• _Problem description_
In the lines below, find how many contain the word "Amer" and report that figure alone.

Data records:

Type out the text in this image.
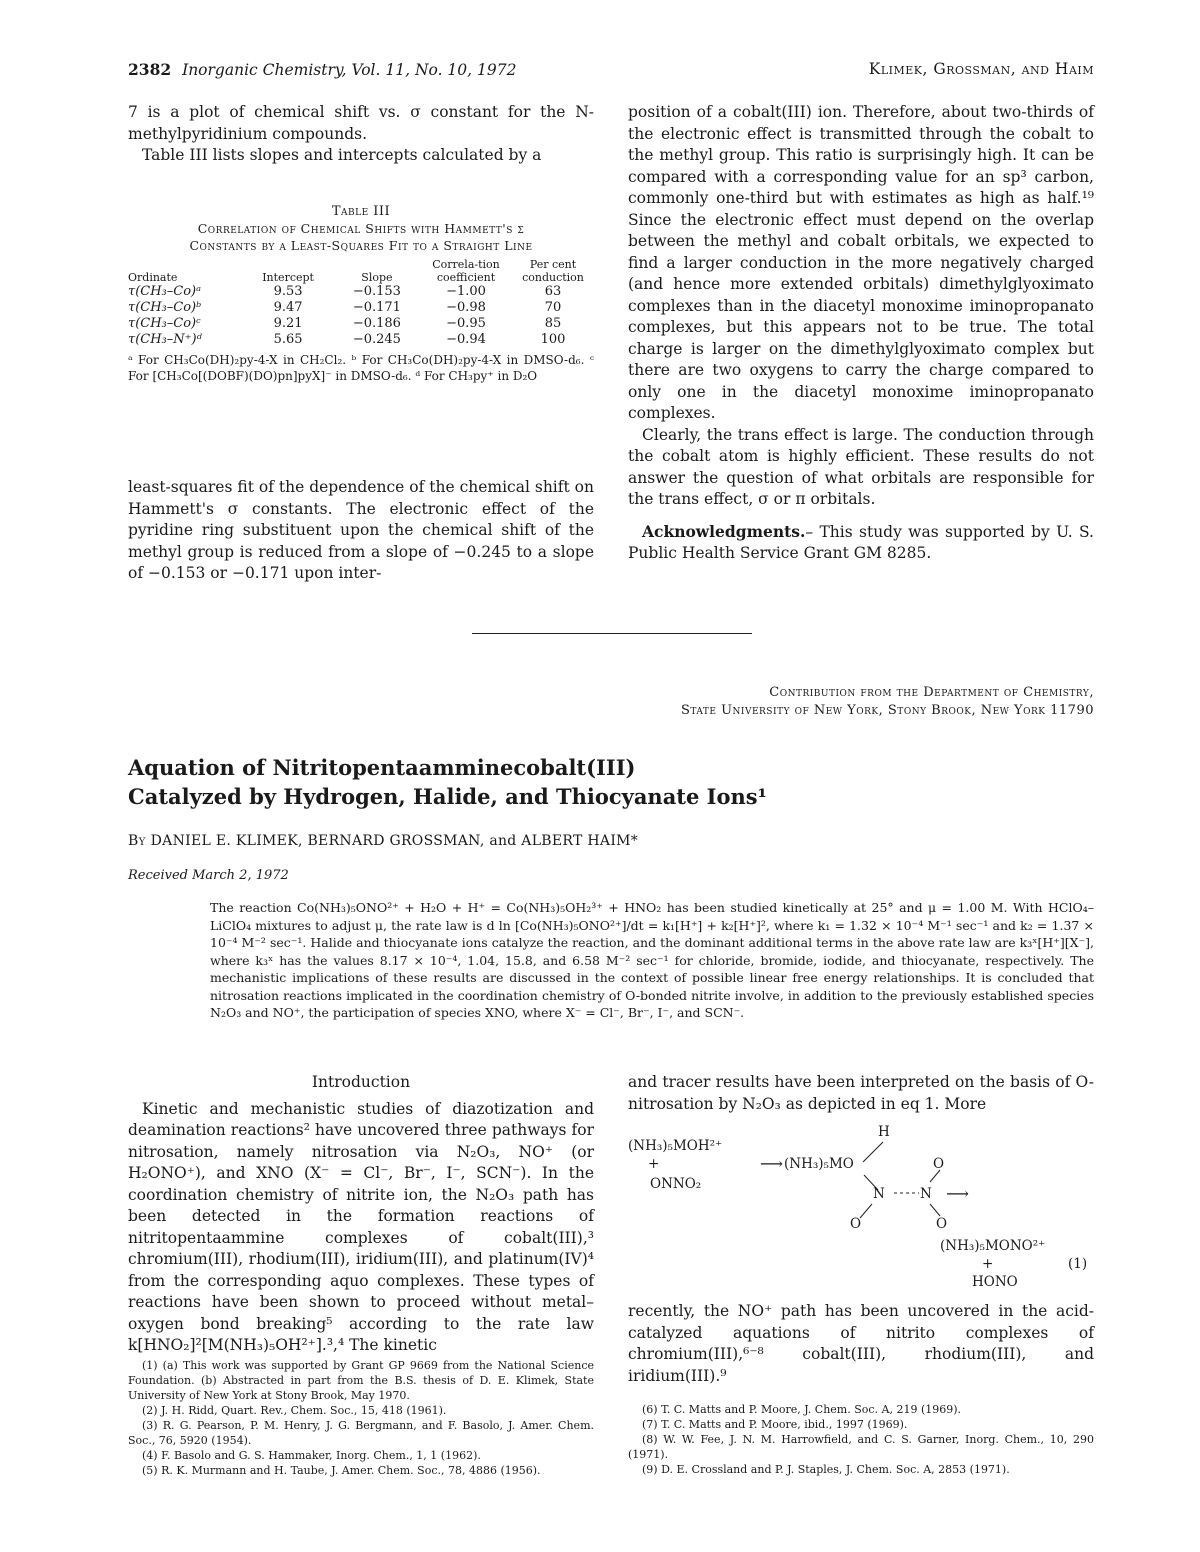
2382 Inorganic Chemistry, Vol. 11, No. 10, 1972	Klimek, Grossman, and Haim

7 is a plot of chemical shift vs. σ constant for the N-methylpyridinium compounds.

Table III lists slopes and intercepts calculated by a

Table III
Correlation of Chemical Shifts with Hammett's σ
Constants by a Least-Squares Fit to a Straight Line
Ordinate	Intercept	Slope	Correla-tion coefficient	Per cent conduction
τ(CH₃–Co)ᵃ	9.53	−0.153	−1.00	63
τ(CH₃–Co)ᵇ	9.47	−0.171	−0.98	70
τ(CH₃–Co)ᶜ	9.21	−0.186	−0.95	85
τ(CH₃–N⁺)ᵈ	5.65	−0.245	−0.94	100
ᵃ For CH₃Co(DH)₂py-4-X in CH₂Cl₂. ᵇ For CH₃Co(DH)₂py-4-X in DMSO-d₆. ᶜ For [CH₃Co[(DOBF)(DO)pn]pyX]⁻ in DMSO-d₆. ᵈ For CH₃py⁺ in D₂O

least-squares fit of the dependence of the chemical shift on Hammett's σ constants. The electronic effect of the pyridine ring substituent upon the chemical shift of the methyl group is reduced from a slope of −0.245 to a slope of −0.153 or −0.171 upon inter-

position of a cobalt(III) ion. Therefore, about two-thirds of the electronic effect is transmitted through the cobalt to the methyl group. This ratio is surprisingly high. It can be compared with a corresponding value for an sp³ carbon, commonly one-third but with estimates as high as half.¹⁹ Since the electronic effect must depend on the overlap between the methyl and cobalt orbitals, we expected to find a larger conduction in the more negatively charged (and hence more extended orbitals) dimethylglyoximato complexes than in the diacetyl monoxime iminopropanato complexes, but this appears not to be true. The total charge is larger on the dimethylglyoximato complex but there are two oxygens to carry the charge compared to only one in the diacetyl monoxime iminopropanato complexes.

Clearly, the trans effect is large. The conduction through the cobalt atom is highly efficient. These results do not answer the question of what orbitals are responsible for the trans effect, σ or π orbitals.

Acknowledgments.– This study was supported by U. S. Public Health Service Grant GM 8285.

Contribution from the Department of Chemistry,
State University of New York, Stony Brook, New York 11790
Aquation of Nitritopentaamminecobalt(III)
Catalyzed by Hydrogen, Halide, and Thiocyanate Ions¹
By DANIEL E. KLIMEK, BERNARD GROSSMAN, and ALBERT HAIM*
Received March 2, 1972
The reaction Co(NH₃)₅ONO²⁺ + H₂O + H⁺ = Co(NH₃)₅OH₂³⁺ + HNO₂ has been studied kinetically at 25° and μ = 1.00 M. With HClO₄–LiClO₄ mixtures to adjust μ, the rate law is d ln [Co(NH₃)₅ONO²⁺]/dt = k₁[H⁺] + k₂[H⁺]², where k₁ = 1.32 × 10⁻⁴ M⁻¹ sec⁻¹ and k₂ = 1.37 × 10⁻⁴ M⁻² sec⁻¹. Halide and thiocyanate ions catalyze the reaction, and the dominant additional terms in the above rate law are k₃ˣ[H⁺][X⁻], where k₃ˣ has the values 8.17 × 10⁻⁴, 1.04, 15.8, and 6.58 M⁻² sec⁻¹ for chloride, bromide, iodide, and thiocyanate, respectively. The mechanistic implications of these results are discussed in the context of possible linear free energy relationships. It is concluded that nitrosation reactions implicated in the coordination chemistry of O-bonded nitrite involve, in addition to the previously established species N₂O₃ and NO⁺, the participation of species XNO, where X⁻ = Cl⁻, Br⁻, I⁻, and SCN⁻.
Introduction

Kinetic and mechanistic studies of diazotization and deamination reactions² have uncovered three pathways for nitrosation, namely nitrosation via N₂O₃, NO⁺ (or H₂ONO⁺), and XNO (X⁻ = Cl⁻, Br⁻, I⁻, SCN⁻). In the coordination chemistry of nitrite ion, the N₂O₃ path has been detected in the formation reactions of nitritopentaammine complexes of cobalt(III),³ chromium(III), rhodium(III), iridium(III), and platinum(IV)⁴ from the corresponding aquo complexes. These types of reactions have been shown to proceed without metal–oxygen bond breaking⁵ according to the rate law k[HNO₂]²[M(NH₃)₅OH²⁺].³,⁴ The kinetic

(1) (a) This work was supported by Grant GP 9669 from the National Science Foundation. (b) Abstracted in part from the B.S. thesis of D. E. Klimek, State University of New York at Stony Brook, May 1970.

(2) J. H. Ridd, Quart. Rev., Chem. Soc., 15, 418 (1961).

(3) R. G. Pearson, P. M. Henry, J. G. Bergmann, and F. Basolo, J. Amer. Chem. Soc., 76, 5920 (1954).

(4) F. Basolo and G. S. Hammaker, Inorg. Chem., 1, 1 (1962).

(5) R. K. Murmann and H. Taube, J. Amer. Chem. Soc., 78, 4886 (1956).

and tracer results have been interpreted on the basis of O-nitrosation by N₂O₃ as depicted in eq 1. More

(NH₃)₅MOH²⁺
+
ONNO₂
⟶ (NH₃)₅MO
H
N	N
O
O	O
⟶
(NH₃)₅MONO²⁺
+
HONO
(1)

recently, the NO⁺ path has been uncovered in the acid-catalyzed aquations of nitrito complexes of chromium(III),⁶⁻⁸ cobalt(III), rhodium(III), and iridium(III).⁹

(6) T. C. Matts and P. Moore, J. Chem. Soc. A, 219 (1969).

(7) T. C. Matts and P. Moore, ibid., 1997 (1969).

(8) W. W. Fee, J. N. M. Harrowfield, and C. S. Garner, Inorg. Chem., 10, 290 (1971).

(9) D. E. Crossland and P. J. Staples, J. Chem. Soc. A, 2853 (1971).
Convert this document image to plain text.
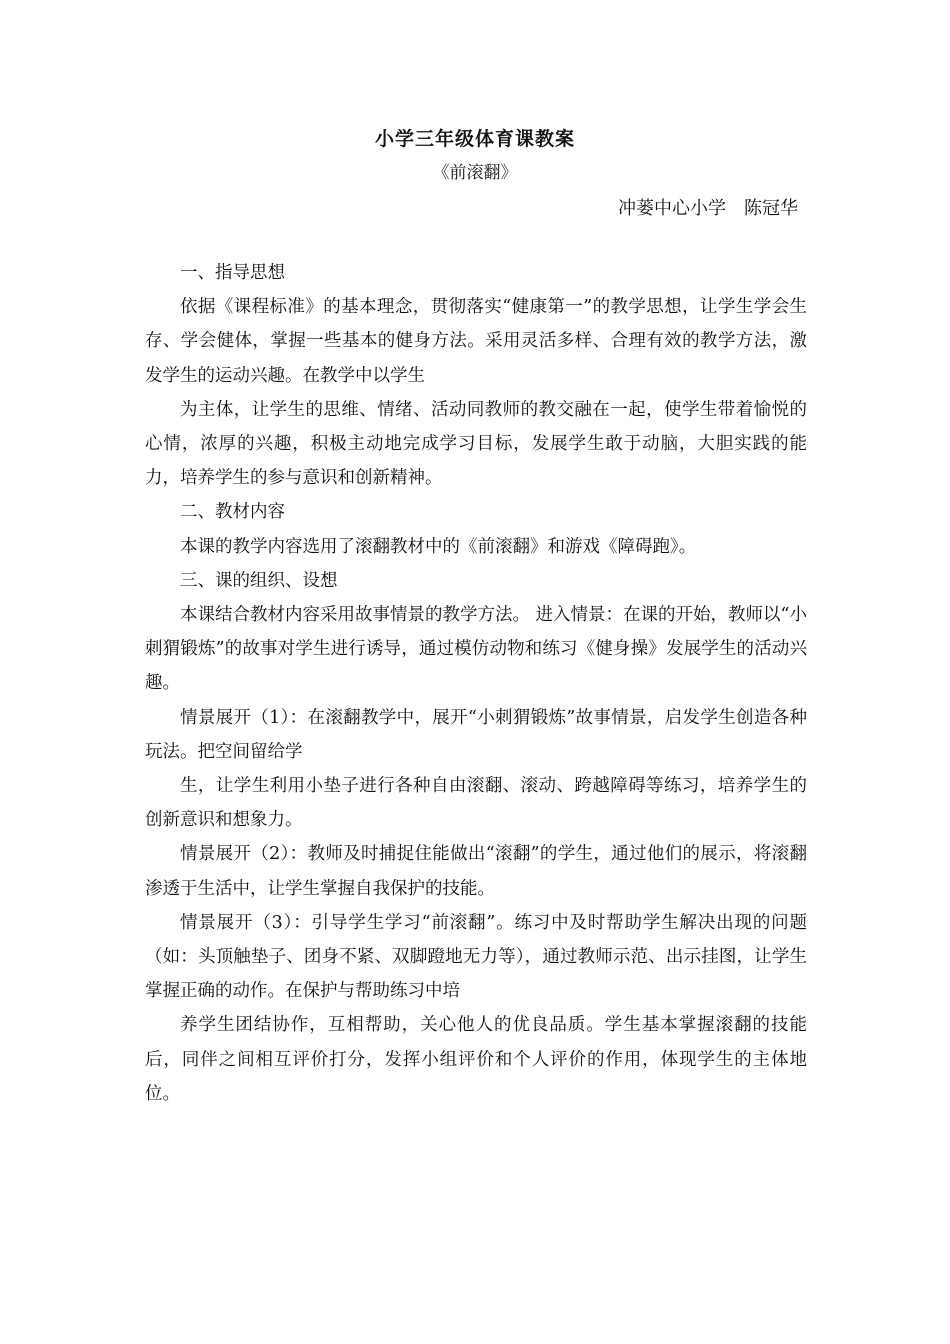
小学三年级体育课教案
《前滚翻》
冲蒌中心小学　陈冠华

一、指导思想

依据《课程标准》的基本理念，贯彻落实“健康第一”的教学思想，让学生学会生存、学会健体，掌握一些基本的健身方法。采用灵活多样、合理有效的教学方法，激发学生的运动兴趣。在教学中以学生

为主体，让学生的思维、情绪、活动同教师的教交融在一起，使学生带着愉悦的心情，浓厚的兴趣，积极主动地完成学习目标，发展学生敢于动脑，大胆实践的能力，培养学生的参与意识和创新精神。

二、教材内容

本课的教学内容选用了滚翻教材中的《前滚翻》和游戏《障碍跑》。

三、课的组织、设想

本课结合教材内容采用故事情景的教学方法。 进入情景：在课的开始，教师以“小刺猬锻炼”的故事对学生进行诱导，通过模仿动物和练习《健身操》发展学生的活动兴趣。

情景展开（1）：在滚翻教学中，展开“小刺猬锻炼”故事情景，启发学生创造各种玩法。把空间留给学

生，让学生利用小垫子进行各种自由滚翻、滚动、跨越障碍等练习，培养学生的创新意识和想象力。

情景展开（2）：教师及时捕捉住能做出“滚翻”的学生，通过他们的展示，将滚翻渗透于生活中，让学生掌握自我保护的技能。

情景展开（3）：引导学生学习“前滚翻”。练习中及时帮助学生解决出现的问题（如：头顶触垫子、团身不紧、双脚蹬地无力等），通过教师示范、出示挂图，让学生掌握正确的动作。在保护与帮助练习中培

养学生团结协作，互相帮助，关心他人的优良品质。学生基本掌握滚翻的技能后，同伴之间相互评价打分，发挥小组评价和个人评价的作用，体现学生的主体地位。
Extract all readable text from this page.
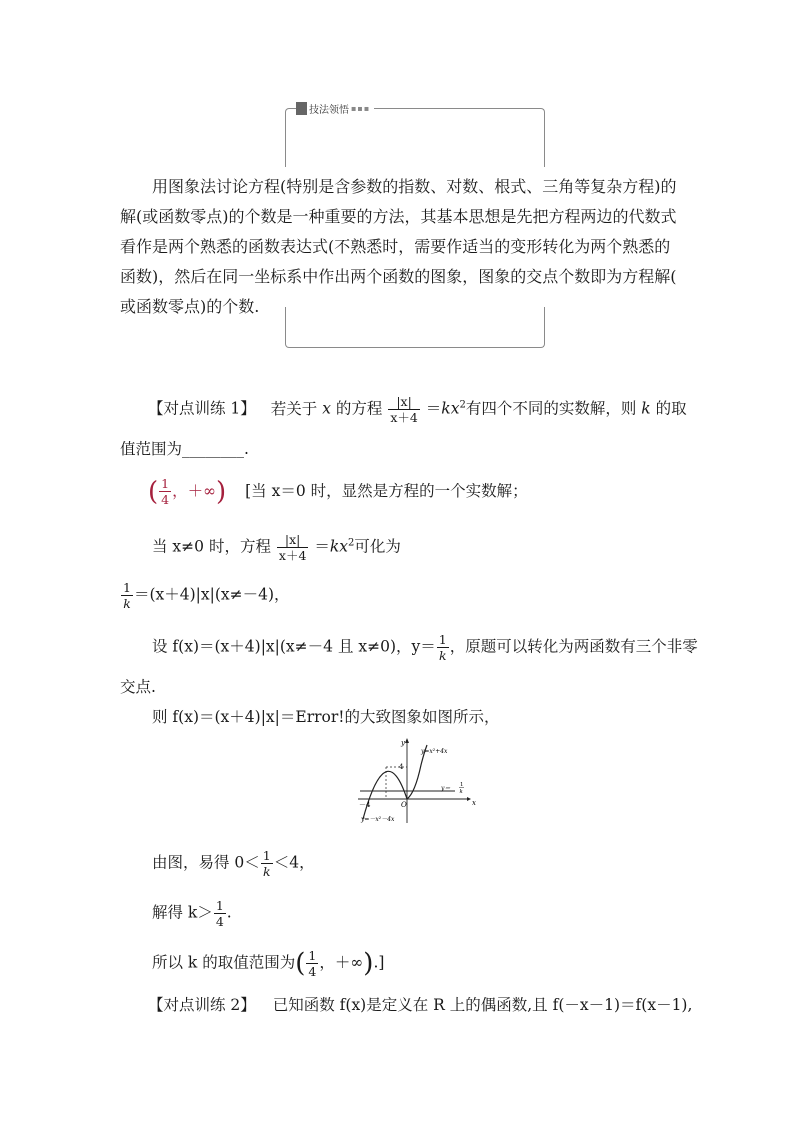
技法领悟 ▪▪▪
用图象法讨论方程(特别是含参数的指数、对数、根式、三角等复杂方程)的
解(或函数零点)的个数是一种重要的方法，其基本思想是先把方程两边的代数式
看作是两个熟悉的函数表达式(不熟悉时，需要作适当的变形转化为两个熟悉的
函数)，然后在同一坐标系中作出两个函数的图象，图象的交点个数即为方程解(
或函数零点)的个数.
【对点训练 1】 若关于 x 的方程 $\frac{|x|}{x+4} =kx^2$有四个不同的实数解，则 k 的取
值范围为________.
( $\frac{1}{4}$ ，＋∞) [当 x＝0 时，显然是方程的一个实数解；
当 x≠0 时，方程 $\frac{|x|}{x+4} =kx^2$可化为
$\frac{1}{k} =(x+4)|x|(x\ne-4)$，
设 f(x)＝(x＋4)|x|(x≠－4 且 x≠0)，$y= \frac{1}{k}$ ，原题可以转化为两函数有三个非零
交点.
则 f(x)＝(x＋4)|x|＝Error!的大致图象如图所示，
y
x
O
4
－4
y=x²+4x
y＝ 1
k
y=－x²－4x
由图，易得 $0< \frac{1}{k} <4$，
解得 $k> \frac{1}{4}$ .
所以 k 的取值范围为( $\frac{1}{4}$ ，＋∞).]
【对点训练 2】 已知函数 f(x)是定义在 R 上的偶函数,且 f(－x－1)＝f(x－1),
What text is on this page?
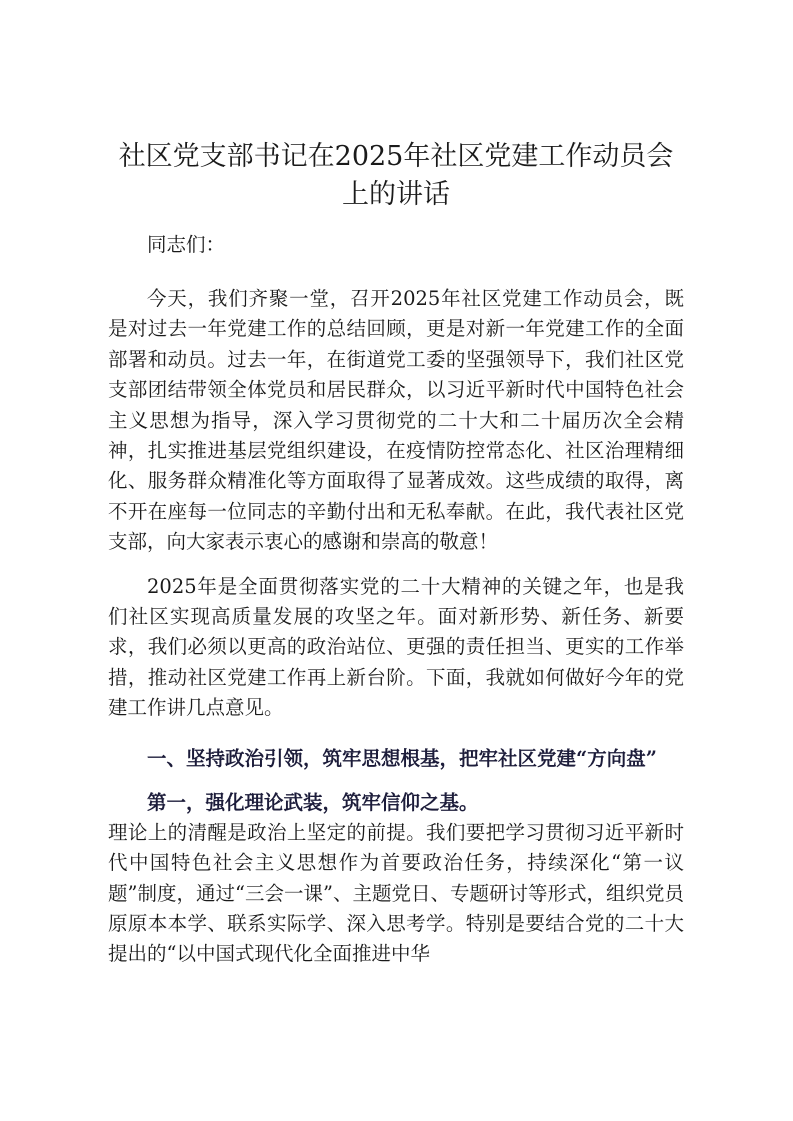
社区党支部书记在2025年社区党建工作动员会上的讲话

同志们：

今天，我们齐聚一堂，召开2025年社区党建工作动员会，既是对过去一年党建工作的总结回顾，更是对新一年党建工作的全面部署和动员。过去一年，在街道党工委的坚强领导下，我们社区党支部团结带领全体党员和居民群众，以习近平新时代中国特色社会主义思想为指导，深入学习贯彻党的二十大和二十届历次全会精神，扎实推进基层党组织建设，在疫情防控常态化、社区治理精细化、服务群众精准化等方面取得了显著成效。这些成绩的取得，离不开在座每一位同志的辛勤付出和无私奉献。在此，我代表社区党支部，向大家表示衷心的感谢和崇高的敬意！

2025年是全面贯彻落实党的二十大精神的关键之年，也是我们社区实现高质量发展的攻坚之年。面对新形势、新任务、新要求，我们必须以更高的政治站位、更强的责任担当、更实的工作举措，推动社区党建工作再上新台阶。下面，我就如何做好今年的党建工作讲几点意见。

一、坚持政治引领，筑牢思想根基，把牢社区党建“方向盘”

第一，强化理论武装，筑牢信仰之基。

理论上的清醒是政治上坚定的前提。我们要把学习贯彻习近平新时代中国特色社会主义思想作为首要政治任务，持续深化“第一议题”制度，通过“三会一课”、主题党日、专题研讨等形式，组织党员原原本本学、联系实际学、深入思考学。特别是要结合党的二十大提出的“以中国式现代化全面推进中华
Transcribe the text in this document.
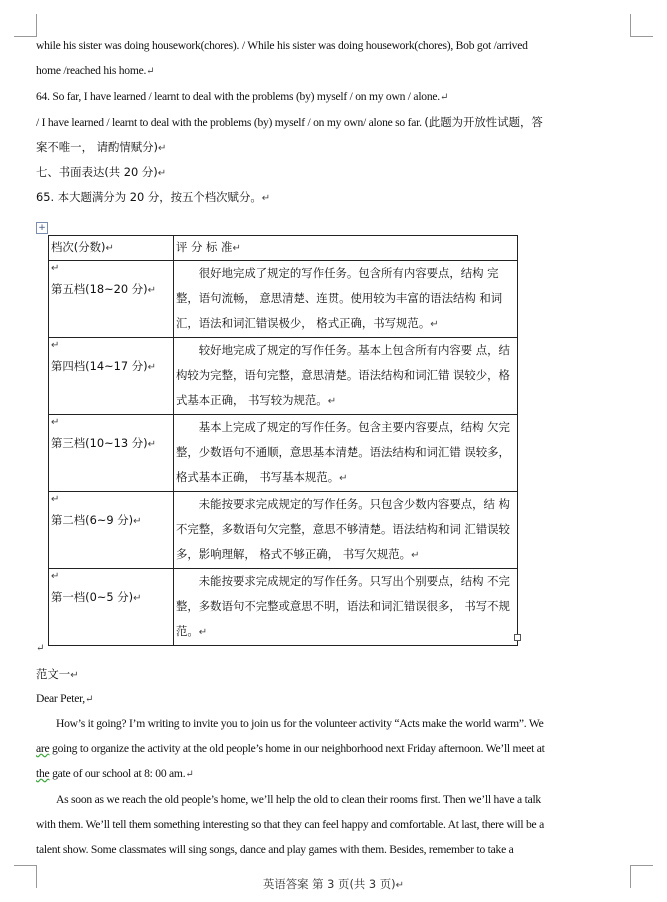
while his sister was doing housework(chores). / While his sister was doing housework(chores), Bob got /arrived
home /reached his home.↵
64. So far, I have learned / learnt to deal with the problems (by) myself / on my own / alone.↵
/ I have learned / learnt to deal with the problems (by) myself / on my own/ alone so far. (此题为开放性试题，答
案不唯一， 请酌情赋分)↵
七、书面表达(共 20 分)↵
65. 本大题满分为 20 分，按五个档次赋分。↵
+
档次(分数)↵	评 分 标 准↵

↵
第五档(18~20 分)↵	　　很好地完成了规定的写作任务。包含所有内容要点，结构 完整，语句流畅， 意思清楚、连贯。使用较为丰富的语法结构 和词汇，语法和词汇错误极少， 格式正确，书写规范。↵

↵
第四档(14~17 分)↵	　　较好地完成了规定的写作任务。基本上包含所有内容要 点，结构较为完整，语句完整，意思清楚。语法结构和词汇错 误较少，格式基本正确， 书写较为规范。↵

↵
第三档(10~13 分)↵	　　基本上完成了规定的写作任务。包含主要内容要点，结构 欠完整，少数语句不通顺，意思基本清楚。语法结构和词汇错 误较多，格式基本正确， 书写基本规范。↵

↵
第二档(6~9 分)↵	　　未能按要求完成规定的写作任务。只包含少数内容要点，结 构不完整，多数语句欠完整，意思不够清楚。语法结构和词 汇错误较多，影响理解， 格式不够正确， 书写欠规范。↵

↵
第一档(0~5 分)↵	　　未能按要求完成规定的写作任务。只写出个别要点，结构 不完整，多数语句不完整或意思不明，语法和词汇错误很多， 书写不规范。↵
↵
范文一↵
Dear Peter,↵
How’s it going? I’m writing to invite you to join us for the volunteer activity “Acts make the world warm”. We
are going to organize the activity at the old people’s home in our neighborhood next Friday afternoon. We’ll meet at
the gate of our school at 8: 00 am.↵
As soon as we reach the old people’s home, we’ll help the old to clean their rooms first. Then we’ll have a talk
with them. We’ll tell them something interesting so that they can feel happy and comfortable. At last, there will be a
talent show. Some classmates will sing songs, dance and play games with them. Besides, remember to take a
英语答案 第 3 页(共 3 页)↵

• _Response to the exercise_
2